• [WHAT NEEDS TO BE DONE]:
Restate the entire listing word for word.

## begin ENTRIES SHOWN

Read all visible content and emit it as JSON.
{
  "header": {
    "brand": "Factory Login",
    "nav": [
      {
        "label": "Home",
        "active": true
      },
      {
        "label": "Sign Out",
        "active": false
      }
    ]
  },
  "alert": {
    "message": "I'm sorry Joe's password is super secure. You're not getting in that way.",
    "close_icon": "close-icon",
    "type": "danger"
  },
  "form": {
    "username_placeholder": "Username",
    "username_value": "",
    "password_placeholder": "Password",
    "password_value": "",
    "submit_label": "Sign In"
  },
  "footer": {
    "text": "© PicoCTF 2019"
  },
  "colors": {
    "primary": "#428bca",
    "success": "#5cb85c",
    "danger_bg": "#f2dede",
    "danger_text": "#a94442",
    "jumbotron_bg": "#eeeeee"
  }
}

## end ENTRIES SHOWN

• [FINAL ANSWER]:
Read all visible content and emit it as JSON.
{
  "header": {
    "brand": "Factory Login",
    "nav": [
      {
        "label": "Home",
        "active": true
      },
      {
        "label": "Sign Out",
        "active": false
      }
    ]
  },
  "alert": {
    "message": "I'm sorry Joe's password is super secure. You're not getting in that way.",
    "close_icon": "close-icon",
    "type": "danger"
  },
  "form": {
    "username_placeholder": "Username",
    "username_value": "",
    "password_placeholder": "Password",
    "password_value": "",
    "submit_label": "Sign In"
  },
  "footer": {
    "text": "© PicoCTF 2019"
  },
  "colors": {
    "primary": "#428bca",
    "success": "#5cb85c",
    "danger_bg": "#f2dede",
    "danger_text": "#a94442",
    "jumbotron_bg": "#eeeeee"
  }
}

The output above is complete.